## Your task
Set down every entry word for word. Omit the pictures.
○ ○ ○
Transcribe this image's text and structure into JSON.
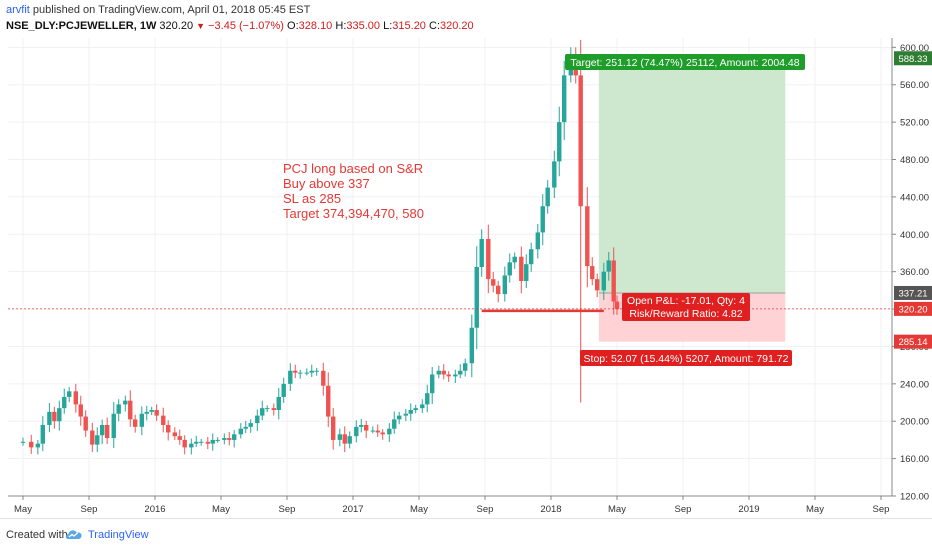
{
  "header": {
    "user": "arvfit",
    "published": "published on TradingView.com, April 01, 2018 05:45 EST",
    "symbol": "NSE_DLY:PCJEWELLER, 1W",
    "last": "320.20",
    "change": "−3.45 (−1.07%)",
    "open_label": "O:",
    "open": "328.10",
    "high_label": "H:",
    "high": "335.00",
    "low_label": "L:",
    "low": "315.20",
    "close_label": "C:",
    "close": "320.20"
  },
  "annotation_lines": [
    "PCJ long based on S&R",
    "Buy above 337",
    "SL as 285",
    "Target 374,394,470, 580"
  ],
  "labels": {
    "target": "Target: 251.12 (74.47%) 25112, Amount: 2004.48",
    "pnl": "Open P&L: -17.01, Qty: 4",
    "rr": "Risk/Reward Ratio: 4.82",
    "stop": "Stop: 52.07 (15.44%) 5207, Amount: 791.72"
  },
  "footer": {
    "created": "Created with",
    "brand": "TradingView"
  },
  "colors": {
    "up": "#26a69a",
    "down": "#ef5350",
    "target_zone": "#c8e6c9",
    "stop_zone": "#ffcdd2",
    "annotation": "#e53935",
    "support": "#e53935"
  },
  "chart_data": {
    "type": "candlestick",
    "timeframe": "1W",
    "ylim": [
      120,
      610
    ],
    "y_ticks": [
      120,
      160,
      200,
      240,
      280,
      320,
      360,
      400,
      440,
      480,
      520,
      560,
      600
    ],
    "x_ticks": [
      {
        "label": "May",
        "t": 0
      },
      {
        "label": "Sep",
        "t": 4
      },
      {
        "label": "2016",
        "t": 8
      },
      {
        "label": "May",
        "t": 12
      },
      {
        "label": "Sep",
        "t": 16
      },
      {
        "label": "2017",
        "t": 20
      },
      {
        "label": "May",
        "t": 24
      },
      {
        "label": "Sep",
        "t": 28
      },
      {
        "label": "2018",
        "t": 32
      },
      {
        "label": "May",
        "t": 36
      },
      {
        "label": "Sep",
        "t": 40
      },
      {
        "label": "2019",
        "t": 44
      },
      {
        "label": "May",
        "t": 48
      },
      {
        "label": "Sep",
        "t": 52
      }
    ],
    "price_labels": [
      {
        "value": 588.33,
        "label": "588.33"
      },
      {
        "value": 337.21,
        "label": "337.21"
      },
      {
        "value": 320.2,
        "label": "320.20"
      },
      {
        "value": 285.14,
        "label": "285.14"
      }
    ],
    "close_line": 320.2,
    "position": {
      "t_start": 34.9,
      "t_end": 46.2,
      "entry": 337.21,
      "target": 588.33,
      "stop": 285.14
    },
    "support": {
      "t_start": 27.8,
      "t_end": 35.2,
      "value": 318
    },
    "close_path": [
      [
        -0.5,
        178
      ],
      [
        0,
        178
      ],
      [
        0.5,
        172
      ],
      [
        0.9,
        176
      ],
      [
        1.2,
        196
      ],
      [
        1.6,
        210
      ],
      [
        1.9,
        200
      ],
      [
        2.2,
        214
      ],
      [
        2.5,
        226
      ],
      [
        2.8,
        232
      ],
      [
        3.2,
        218
      ],
      [
        3.5,
        205
      ],
      [
        3.8,
        190
      ],
      [
        4.2,
        175
      ],
      [
        4.5,
        185
      ],
      [
        4.8,
        196
      ],
      [
        5.1,
        182
      ],
      [
        5.5,
        208
      ],
      [
        5.8,
        218
      ],
      [
        6.2,
        222
      ],
      [
        6.5,
        202
      ],
      [
        6.8,
        194
      ],
      [
        7.2,
        208
      ],
      [
        7.5,
        210
      ],
      [
        7.8,
        212
      ],
      [
        8.1,
        206
      ],
      [
        8.5,
        196
      ],
      [
        8.8,
        188
      ],
      [
        9.2,
        184
      ],
      [
        9.5,
        180
      ],
      [
        9.8,
        172
      ],
      [
        10.2,
        176
      ],
      [
        10.5,
        178
      ],
      [
        10.8,
        178
      ],
      [
        11.2,
        176
      ],
      [
        11.5,
        180
      ],
      [
        11.8,
        180
      ],
      [
        12.2,
        182
      ],
      [
        12.5,
        180
      ],
      [
        12.8,
        186
      ],
      [
        13.2,
        192
      ],
      [
        13.5,
        194
      ],
      [
        13.8,
        198
      ],
      [
        14.2,
        206
      ],
      [
        14.5,
        214
      ],
      [
        14.8,
        214
      ],
      [
        15.2,
        212
      ],
      [
        15.5,
        226
      ],
      [
        15.8,
        240
      ],
      [
        16.2,
        254
      ],
      [
        16.5,
        252
      ],
      [
        16.8,
        252
      ],
      [
        17.2,
        252
      ],
      [
        17.5,
        254
      ],
      [
        17.8,
        254
      ],
      [
        18.2,
        238
      ],
      [
        18.5,
        205
      ],
      [
        18.8,
        180
      ],
      [
        19.2,
        186
      ],
      [
        19.5,
        176
      ],
      [
        19.8,
        184
      ],
      [
        20.2,
        194
      ],
      [
        20.5,
        196
      ],
      [
        20.8,
        190
      ],
      [
        21.2,
        190
      ],
      [
        21.5,
        188
      ],
      [
        21.8,
        186
      ],
      [
        22.2,
        192
      ],
      [
        22.5,
        202
      ],
      [
        22.8,
        206
      ],
      [
        23.2,
        208
      ],
      [
        23.5,
        212
      ],
      [
        23.8,
        214
      ],
      [
        24.2,
        218
      ],
      [
        24.5,
        230
      ],
      [
        24.8,
        250
      ],
      [
        25.2,
        254
      ],
      [
        25.5,
        250
      ],
      [
        25.8,
        248
      ],
      [
        26.2,
        250
      ],
      [
        26.5,
        254
      ],
      [
        26.8,
        262
      ],
      [
        27.2,
        300
      ],
      [
        27.5,
        365
      ],
      [
        27.8,
        395
      ],
      [
        28.2,
        352
      ],
      [
        28.5,
        345
      ],
      [
        28.8,
        336
      ],
      [
        29.2,
        356
      ],
      [
        29.5,
        370
      ],
      [
        29.8,
        376
      ],
      [
        30.2,
        350
      ],
      [
        30.5,
        368
      ],
      [
        30.8,
        384
      ],
      [
        31.2,
        402
      ],
      [
        31.5,
        430
      ],
      [
        31.8,
        450
      ],
      [
        32.2,
        478
      ],
      [
        32.5,
        520
      ],
      [
        32.8,
        570
      ],
      [
        33.2,
        588
      ],
      [
        33.5,
        570
      ],
      [
        33.8,
        430
      ],
      [
        34.2,
        366
      ],
      [
        34.5,
        352
      ],
      [
        34.8,
        340
      ],
      [
        35.2,
        360
      ],
      [
        35.5,
        372
      ],
      [
        35.8,
        328
      ],
      [
        36.0,
        320
      ]
    ],
    "wick_extremes": [
      {
        "t": 33.4,
        "high": 600
      },
      {
        "t": 33.7,
        "low": 220
      }
    ],
    "annotations": [
      "PCJ long based on S&R",
      "Buy above 337",
      "SL as 285",
      "Target 374,394,470, 580"
    ]
  }
}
○ ○ ○
## Solution for this exercise
Transcribe this image's text and structure into JSON.
{
  "header": {
    "user": "arvfit",
    "published": "published on TradingView.com, April 01, 2018 05:45 EST",
    "symbol": "NSE_DLY:PCJEWELLER, 1W",
    "last": "320.20",
    "change": "−3.45 (−1.07%)",
    "open_label": "O:",
    "open": "328.10",
    "high_label": "H:",
    "high": "335.00",
    "low_label": "L:",
    "low": "315.20",
    "close_label": "C:",
    "close": "320.20"
  },
  "annotation_lines": [
    "PCJ long based on S&R",
    "Buy above 337",
    "SL as 285",
    "Target 374,394,470, 580"
  ],
  "labels": {
    "target": "Target: 251.12 (74.47%) 25112, Amount: 2004.48",
    "pnl": "Open P&L: -17.01, Qty: 4",
    "rr": "Risk/Reward Ratio: 4.82",
    "stop": "Stop: 52.07 (15.44%) 5207, Amount: 791.72"
  },
  "footer": {
    "created": "Created with",
    "brand": "TradingView"
  },
  "colors": {
    "up": "#26a69a",
    "down": "#ef5350",
    "target_zone": "#c8e6c9",
    "stop_zone": "#ffcdd2",
    "annotation": "#e53935",
    "support": "#e53935"
  },
  "chart_data": {
    "type": "candlestick",
    "timeframe": "1W",
    "ylim": [
      120,
      610
    ],
    "y_ticks": [
      120,
      160,
      200,
      240,
      280,
      320,
      360,
      400,
      440,
      480,
      520,
      560,
      600
    ],
    "x_ticks": [
      {
        "label": "May",
        "t": 0
      },
      {
        "label": "Sep",
        "t": 4
      },
      {
        "label": "2016",
        "t": 8
      },
      {
        "label": "May",
        "t": 12
      },
      {
        "label": "Sep",
        "t": 16
      },
      {
        "label": "2017",
        "t": 20
      },
      {
        "label": "May",
        "t": 24
      },
      {
        "label": "Sep",
        "t": 28
      },
      {
        "label": "2018",
        "t": 32
      },
      {
        "label": "May",
        "t": 36
      },
      {
        "label": "Sep",
        "t": 40
      },
      {
        "label": "2019",
        "t": 44
      },
      {
        "label": "May",
        "t": 48
      },
      {
        "label": "Sep",
        "t": 52
      }
    ],
    "price_labels": [
      {
        "value": 588.33,
        "label": "588.33"
      },
      {
        "value": 337.21,
        "label": "337.21"
      },
      {
        "value": 320.2,
        "label": "320.20"
      },
      {
        "value": 285.14,
        "label": "285.14"
      }
    ],
    "close_line": 320.2,
    "position": {
      "t_start": 34.9,
      "t_end": 46.2,
      "entry": 337.21,
      "target": 588.33,
      "stop": 285.14
    },
    "support": {
      "t_start": 27.8,
      "t_end": 35.2,
      "value": 318
    },
    "close_path": [
      [
        -0.5,
        178
      ],
      [
        0,
        178
      ],
      [
        0.5,
        172
      ],
      [
        0.9,
        176
      ],
      [
        1.2,
        196
      ],
      [
        1.6,
        210
      ],
      [
        1.9,
        200
      ],
      [
        2.2,
        214
      ],
      [
        2.5,
        226
      ],
      [
        2.8,
        232
      ],
      [
        3.2,
        218
      ],
      [
        3.5,
        205
      ],
      [
        3.8,
        190
      ],
      [
        4.2,
        175
      ],
      [
        4.5,
        185
      ],
      [
        4.8,
        196
      ],
      [
        5.1,
        182
      ],
      [
        5.5,
        208
      ],
      [
        5.8,
        218
      ],
      [
        6.2,
        222
      ],
      [
        6.5,
        202
      ],
      [
        6.8,
        194
      ],
      [
        7.2,
        208
      ],
      [
        7.5,
        210
      ],
      [
        7.8,
        212
      ],
      [
        8.1,
        206
      ],
      [
        8.5,
        196
      ],
      [
        8.8,
        188
      ],
      [
        9.2,
        184
      ],
      [
        9.5,
        180
      ],
      [
        9.8,
        172
      ],
      [
        10.2,
        176
      ],
      [
        10.5,
        178
      ],
      [
        10.8,
        178
      ],
      [
        11.2,
        176
      ],
      [
        11.5,
        180
      ],
      [
        11.8,
        180
      ],
      [
        12.2,
        182
      ],
      [
        12.5,
        180
      ],
      [
        12.8,
        186
      ],
      [
        13.2,
        192
      ],
      [
        13.5,
        194
      ],
      [
        13.8,
        198
      ],
      [
        14.2,
        206
      ],
      [
        14.5,
        214
      ],
      [
        14.8,
        214
      ],
      [
        15.2,
        212
      ],
      [
        15.5,
        226
      ],
      [
        15.8,
        240
      ],
      [
        16.2,
        254
      ],
      [
        16.5,
        252
      ],
      [
        16.8,
        252
      ],
      [
        17.2,
        252
      ],
      [
        17.5,
        254
      ],
      [
        17.8,
        254
      ],
      [
        18.2,
        238
      ],
      [
        18.5,
        205
      ],
      [
        18.8,
        180
      ],
      [
        19.2,
        186
      ],
      [
        19.5,
        176
      ],
      [
        19.8,
        184
      ],
      [
        20.2,
        194
      ],
      [
        20.5,
        196
      ],
      [
        20.8,
        190
      ],
      [
        21.2,
        190
      ],
      [
        21.5,
        188
      ],
      [
        21.8,
        186
      ],
      [
        22.2,
        192
      ],
      [
        22.5,
        202
      ],
      [
        22.8,
        206
      ],
      [
        23.2,
        208
      ],
      [
        23.5,
        212
      ],
      [
        23.8,
        214
      ],
      [
        24.2,
        218
      ],
      [
        24.5,
        230
      ],
      [
        24.8,
        250
      ],
      [
        25.2,
        254
      ],
      [
        25.5,
        250
      ],
      [
        25.8,
        248
      ],
      [
        26.2,
        250
      ],
      [
        26.5,
        254
      ],
      [
        26.8,
        262
      ],
      [
        27.2,
        300
      ],
      [
        27.5,
        365
      ],
      [
        27.8,
        395
      ],
      [
        28.2,
        352
      ],
      [
        28.5,
        345
      ],
      [
        28.8,
        336
      ],
      [
        29.2,
        356
      ],
      [
        29.5,
        370
      ],
      [
        29.8,
        376
      ],
      [
        30.2,
        350
      ],
      [
        30.5,
        368
      ],
      [
        30.8,
        384
      ],
      [
        31.2,
        402
      ],
      [
        31.5,
        430
      ],
      [
        31.8,
        450
      ],
      [
        32.2,
        478
      ],
      [
        32.5,
        520
      ],
      [
        32.8,
        570
      ],
      [
        33.2,
        588
      ],
      [
        33.5,
        570
      ],
      [
        33.8,
        430
      ],
      [
        34.2,
        366
      ],
      [
        34.5,
        352
      ],
      [
        34.8,
        340
      ],
      [
        35.2,
        360
      ],
      [
        35.5,
        372
      ],
      [
        35.8,
        328
      ],
      [
        36.0,
        320
      ]
    ],
    "wick_extremes": [
      {
        "t": 33.4,
        "high": 600
      },
      {
        "t": 33.7,
        "low": 220
      }
    ],
    "annotations": [
      "PCJ long based on S&R",
      "Buy above 337",
      "SL as 285",
      "Target 374,394,470, 580"
    ]
  }
}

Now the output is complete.